Dataset excerpts
>> START
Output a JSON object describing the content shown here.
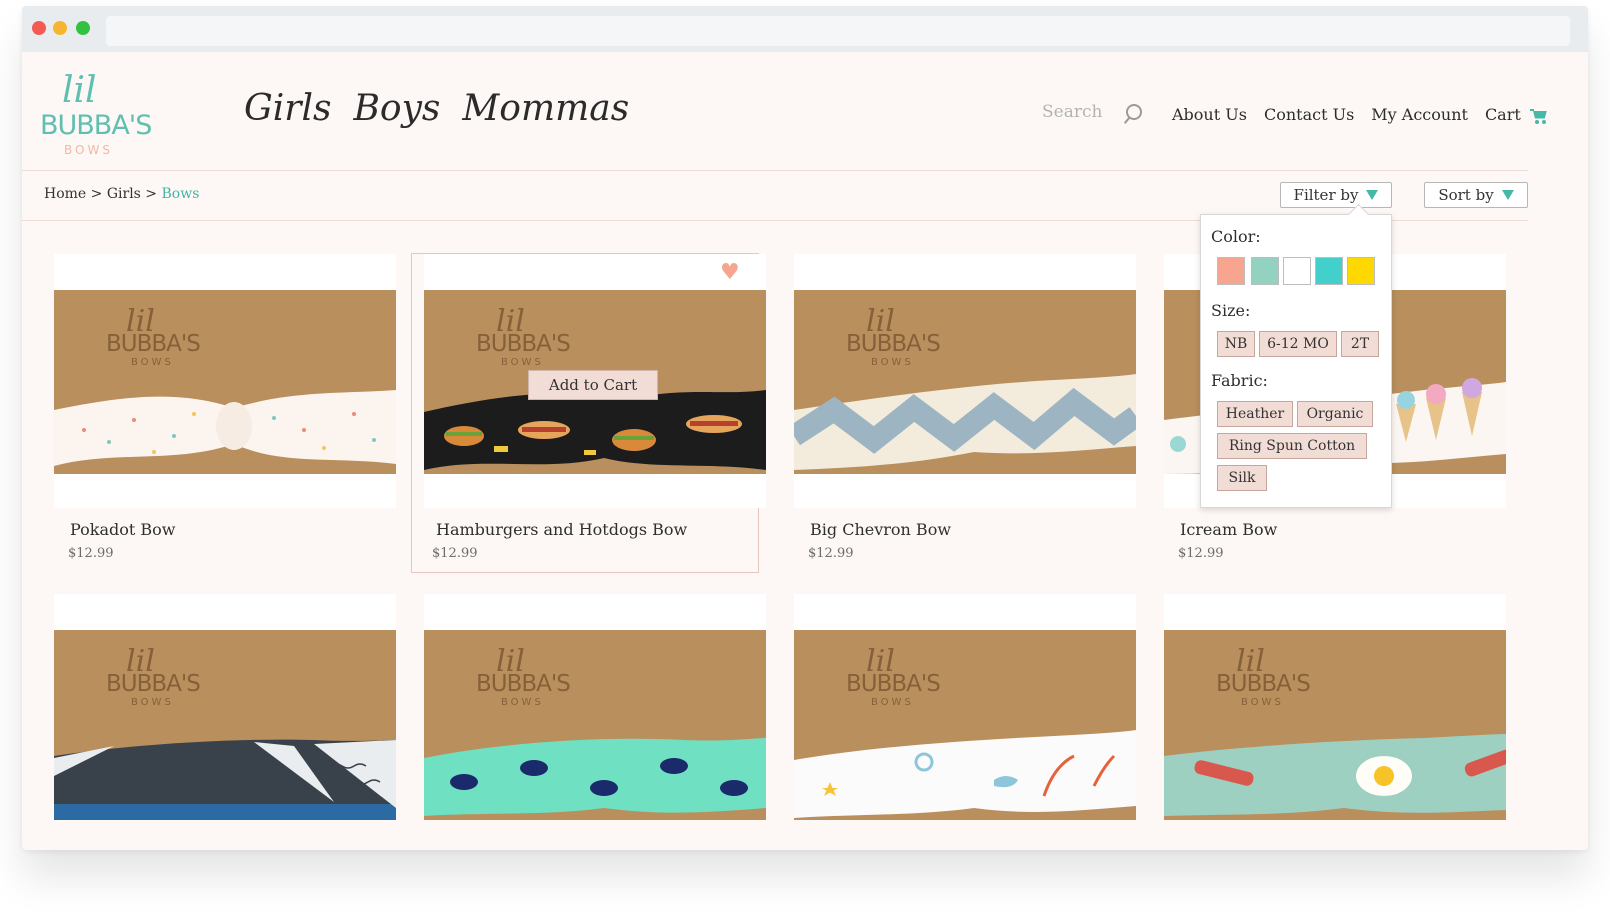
{
  "brand": {
    "lil": "lil",
    "name": "BUBBA'S",
    "sub": "BOWS"
  },
  "main_nav": [
    "Girls",
    "Boys",
    "Mommas"
  ],
  "search": {
    "placeholder": "Search"
  },
  "top_nav": {
    "about": "About Us",
    "contact": "Contact Us",
    "account": "My Account",
    "cart": "Cart"
  },
  "breadcrumb": {
    "home": "Home",
    "sep": " > ",
    "girls": "Girls",
    "current": "Bows"
  },
  "controls": {
    "filter": "Filter by",
    "sort": "Sort by"
  },
  "filter": {
    "color_label": "Color:",
    "colors": [
      "#f7a58f",
      "#93d1c0",
      "#ffffff",
      "#43d0cc",
      "#ffd800"
    ],
    "size_label": "Size:",
    "sizes": [
      "NB",
      "6-12 MO",
      "2T"
    ],
    "fabric_label": "Fabric:",
    "fabrics": [
      "Heather",
      "Organic",
      "Ring Spun Cotton",
      "Silk"
    ]
  },
  "product_brand": {
    "l": "lil",
    "b": "BUBBA'S",
    "s": "BOWS"
  },
  "products": [
    {
      "title": "Pokadot Bow",
      "price": "$12.99"
    },
    {
      "title": "Hamburgers and Hotdogs Bow",
      "price": "$12.99"
    },
    {
      "title": "Big Chevron Bow",
      "price": "$12.99"
    },
    {
      "title": "Icream Bow",
      "price": "$12.99"
    }
  ],
  "hover_card": {
    "add_to_cart": "Add to Cart"
  },
  "colors": {
    "accent": "#46b9a6",
    "button_fill": "#f1ddd6",
    "kraft": "#b98f5e",
    "page_bg": "#fdf8f6"
  }
}
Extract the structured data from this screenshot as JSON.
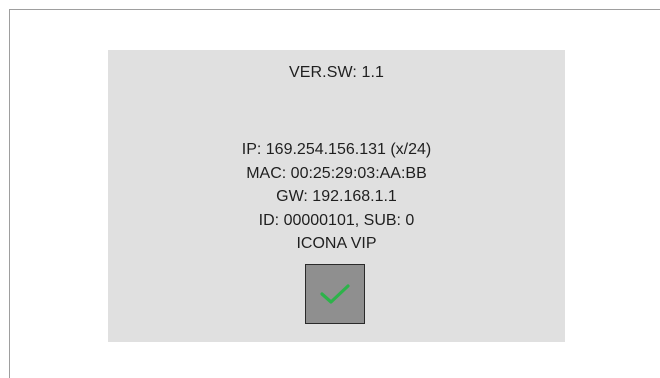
{
  "version": {
    "text": "VER.SW: 1.1"
  },
  "network": {
    "ip": "IP: 169.254.156.131 (x/24)",
    "mac": "MAC: 00:25:29:03:AA:BB",
    "gw": "GW: 192.168.1.1",
    "id": "ID: 00000101, SUB: 0",
    "device": "ICONA VIP"
  },
  "ok_button": {
    "icon": "checkmark-icon",
    "icon_color": "#2db34a",
    "background": "#8f8f8f"
  },
  "colors": {
    "panel": "#e0e0e0",
    "text": "#1f1f1f",
    "frame_border": "#9e9e9e"
  }
}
>> END
◆ EXERCISE BRIEF ◆
What is the number of lines holding the word "title"? State it alone.

◆ ANSWER IN FULL ◆
4